- ESERCIZI DA SVOLGERE -
1/ Perché il testo sulla vita ridotta a sopravvivenza durante la pandemia dice che i virus oscillano tra la vita e la morte? Rispondi in una o due frasi.
2/ Trasforma in un elenco il paragrafo del testo sulla vita ridotta a sopravvivenza durante la pandemia che comincia con «Così ha scritto Giorgio Agamben». Conserva i fatti principali.

- SEZIONE DEL DOCUMENTO -
+ + + +

C’è una domanda inquietante che, a onor del vero, non mi dà pace fin da quando l’emergenza epidemiologica, nel 2020, ha stravolto le nostre vite, rimodulandole interamente in nome del distanziamento sociale e delle sue funzioni satellitari: non staremo forse, senza accorgercene, diventando fin troppo simili al virus che combattiamo e con il quale “siamo in guerra”, come con lessico non neutralmente bellico andiamo ripetendo?

Così ha scritto Giorgio Agamben: “Abbiamo scisso l’unità della nostra esperienza vitale, che è sempre inseparabilmente insieme corporea e spirituale, in una entità puramente biologica da una parte e in una vita affettiva e culturale dall’altra”. Ancora con le parole di Agamben, la vita “è stata ridotta a una condizione puramente biologica e ha perso ogni dimensione non solo sociale e politica, ma persino umana e affettiva”. Per difendere la vita come zoe, come mera sopravvivenza, abbiamo sacrificato la vita come bios, come “vita qualificata”, fatta di relazioni e di attività, di libertà e di incontri.

Con un diverso impianto categoriale rispetto ad Agamben, Byung-Chul, nella Società senza dolore, ha scritto che, con la biopolitica pandemica, “la vita s’irrigidisce, diventando mera sopravvivenza”, del tutto analoga – questo il punto – a quella del virus che combattiamo. Tecnicamente, i virus, in quanto minuscola porzione di materia organizzata, sono al limite tra la forma vivente e quella non vivente. Dunque, per definizione oscillano tra la vita e la morte: propriamente, non sono né vivi, né morti o, se si preferisce, sono morti viventi. Il loro vivere è un sopravvivere, regolato dall’impulso a replicarsi. Quella del virus è, dunque, la vita colta nel suo grado più basso, come acefalo sistema autoreplicante. Ebbene, non è forse sempre più simile a quella del virus la vita a cui il capitalismo infettivo ci condanna? Pensateci: il nostro vivere, da più di un anno, è decaduto a mero sopravvivere, a mero desiderio di conservare la propria unità biologica; in nome della logica immunitaria, siamo disposti a rinunziare a ogni qualificazione della vita, pur di guadagnare la sopravvivenza.

+ + + +

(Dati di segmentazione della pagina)
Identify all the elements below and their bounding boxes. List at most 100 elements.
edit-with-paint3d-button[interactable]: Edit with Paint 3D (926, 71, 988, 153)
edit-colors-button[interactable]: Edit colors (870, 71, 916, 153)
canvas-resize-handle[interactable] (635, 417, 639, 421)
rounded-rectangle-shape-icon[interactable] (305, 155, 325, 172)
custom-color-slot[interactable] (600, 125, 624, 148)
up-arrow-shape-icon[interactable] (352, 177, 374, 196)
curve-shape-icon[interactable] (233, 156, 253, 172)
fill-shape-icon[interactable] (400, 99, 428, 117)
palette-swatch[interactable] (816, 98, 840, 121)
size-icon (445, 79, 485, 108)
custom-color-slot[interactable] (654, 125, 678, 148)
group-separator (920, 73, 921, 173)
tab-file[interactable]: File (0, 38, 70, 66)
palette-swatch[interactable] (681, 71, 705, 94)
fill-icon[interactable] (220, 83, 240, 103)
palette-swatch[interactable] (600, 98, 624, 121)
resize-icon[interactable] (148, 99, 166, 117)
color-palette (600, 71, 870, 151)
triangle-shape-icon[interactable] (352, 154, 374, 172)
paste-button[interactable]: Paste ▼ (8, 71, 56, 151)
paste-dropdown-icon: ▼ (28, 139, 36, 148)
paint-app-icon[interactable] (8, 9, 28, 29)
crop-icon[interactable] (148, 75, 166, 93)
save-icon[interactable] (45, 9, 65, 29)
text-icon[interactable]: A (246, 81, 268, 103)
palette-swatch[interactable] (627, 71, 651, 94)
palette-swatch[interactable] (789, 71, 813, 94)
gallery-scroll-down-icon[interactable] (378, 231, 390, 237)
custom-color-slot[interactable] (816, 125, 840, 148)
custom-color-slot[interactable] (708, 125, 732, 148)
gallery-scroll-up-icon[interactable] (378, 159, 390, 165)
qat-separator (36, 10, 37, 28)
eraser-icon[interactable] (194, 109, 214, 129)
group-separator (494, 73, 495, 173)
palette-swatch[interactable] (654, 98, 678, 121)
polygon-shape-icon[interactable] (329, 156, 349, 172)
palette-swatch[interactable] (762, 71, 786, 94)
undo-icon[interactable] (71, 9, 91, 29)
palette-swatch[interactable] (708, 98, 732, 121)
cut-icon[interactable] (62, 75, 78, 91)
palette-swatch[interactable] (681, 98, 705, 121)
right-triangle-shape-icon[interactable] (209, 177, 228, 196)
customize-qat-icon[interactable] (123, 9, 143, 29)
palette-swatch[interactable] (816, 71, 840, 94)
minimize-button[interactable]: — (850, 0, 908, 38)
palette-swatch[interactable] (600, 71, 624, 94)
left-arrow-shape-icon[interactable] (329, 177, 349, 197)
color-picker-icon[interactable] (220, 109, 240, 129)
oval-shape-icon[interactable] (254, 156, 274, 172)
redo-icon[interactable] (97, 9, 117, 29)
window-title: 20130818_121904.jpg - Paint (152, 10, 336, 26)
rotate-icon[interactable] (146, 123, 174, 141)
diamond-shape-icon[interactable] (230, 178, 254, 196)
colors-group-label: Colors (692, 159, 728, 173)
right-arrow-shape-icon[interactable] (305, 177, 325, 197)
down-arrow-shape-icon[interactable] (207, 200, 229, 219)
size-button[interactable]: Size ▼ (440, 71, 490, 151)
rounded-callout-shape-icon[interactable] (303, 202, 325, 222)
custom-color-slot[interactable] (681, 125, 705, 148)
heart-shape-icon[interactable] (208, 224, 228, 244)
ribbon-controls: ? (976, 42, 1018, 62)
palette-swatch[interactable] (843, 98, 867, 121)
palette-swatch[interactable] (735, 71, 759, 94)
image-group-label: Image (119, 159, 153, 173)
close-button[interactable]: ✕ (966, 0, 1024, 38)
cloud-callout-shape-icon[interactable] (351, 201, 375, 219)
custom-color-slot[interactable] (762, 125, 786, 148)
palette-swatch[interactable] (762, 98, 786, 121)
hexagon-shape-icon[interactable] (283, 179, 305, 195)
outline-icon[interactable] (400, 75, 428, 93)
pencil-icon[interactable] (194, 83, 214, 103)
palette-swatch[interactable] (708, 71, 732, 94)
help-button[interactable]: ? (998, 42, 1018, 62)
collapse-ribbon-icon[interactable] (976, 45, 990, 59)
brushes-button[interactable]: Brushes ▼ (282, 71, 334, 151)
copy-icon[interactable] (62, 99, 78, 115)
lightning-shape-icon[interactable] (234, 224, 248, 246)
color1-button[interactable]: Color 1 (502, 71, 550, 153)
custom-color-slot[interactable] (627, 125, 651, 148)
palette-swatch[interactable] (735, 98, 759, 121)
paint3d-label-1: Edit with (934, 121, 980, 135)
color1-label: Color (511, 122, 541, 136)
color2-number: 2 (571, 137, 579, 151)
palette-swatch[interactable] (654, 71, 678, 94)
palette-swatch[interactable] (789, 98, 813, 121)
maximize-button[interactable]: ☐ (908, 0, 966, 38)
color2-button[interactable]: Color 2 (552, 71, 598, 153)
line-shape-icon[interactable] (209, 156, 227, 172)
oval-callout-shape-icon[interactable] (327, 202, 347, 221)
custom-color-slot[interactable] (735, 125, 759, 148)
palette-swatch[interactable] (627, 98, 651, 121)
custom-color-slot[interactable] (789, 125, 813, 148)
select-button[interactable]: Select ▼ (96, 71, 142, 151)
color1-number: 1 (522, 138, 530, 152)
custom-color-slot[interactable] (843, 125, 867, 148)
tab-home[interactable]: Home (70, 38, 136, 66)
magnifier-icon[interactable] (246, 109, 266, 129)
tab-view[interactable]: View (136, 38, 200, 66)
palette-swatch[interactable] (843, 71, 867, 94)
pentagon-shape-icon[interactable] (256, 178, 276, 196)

+ + + +

- SOLUZIONI -
1/ I virus sono una minuscola porzione di materia organizzata e si trovano al limite tra la forma vivente e quella non vivente. Per questo non sono né vivi né morti, o sono morti viventi.

2/
- Secondo Agamben, abbiamo scisso l'esperienza vitale, che è insieme corporea e spirituale, in due parti: un'entità puramente biologica e una vita affettiva e culturale.
- La vita è stata ridotta a una condizione puramente biologica. Ha perso la dimensione sociale, politica, umana e affettiva.
- Per difendere la vita come zoe, cioè mera sopravvivenza, si è sacrificata la vita come bios. Questa è la "vita qualificata", fatta di relazioni, attività, libertà e incontri.